● WORK TO DO
Reproduce the stretch of the material from its first line through the line containing "392, 1858, 618]", word for word, with both ends included.

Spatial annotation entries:
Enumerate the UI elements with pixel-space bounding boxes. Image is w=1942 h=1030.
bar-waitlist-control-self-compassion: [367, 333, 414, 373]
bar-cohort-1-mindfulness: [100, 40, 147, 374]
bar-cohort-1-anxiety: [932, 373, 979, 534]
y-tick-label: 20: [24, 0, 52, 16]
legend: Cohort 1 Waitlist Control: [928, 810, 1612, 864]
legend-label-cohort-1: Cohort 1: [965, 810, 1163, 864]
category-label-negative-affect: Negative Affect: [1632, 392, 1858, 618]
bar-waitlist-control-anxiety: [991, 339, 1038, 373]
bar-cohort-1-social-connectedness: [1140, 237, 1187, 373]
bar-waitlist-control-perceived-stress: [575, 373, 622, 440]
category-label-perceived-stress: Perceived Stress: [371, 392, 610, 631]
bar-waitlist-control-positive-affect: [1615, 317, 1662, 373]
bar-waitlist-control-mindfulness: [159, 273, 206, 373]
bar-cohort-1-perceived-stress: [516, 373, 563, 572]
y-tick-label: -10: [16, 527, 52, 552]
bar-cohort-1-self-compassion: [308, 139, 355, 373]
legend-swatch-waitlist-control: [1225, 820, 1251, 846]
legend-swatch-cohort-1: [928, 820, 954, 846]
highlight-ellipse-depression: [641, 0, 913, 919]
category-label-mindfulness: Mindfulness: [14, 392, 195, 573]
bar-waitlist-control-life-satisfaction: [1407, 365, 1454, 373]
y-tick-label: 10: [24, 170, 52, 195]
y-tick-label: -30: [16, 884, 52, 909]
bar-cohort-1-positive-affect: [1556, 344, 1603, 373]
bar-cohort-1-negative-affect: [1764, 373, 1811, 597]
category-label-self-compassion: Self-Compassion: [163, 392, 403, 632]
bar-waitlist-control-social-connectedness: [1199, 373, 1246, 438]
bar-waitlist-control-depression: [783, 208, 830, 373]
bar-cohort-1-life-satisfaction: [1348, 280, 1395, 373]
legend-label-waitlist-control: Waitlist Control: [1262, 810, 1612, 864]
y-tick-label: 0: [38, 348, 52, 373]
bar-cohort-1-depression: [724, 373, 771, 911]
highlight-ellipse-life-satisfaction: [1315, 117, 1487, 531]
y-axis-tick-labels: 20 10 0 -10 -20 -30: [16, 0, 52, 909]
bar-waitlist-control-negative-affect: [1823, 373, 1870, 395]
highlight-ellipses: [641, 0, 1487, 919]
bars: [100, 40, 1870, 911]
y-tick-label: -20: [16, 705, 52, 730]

● ANSWER TO THE TASK
Enumerate the UI elements with pixel-space bounding boxes. Image is w=1942 h=1030.
bar-waitlist-control-self-compassion: [367, 333, 414, 373]
bar-cohort-1-mindfulness: [100, 40, 147, 374]
bar-cohort-1-anxiety: [932, 373, 979, 534]
y-tick-label: 20: [24, 0, 52, 16]
legend: Cohort 1 Waitlist Control: [928, 810, 1612, 864]
legend-label-cohort-1: Cohort 1: [965, 810, 1163, 864]
category-label-negative-affect: Negative Affect: [1632, 392, 1858, 618]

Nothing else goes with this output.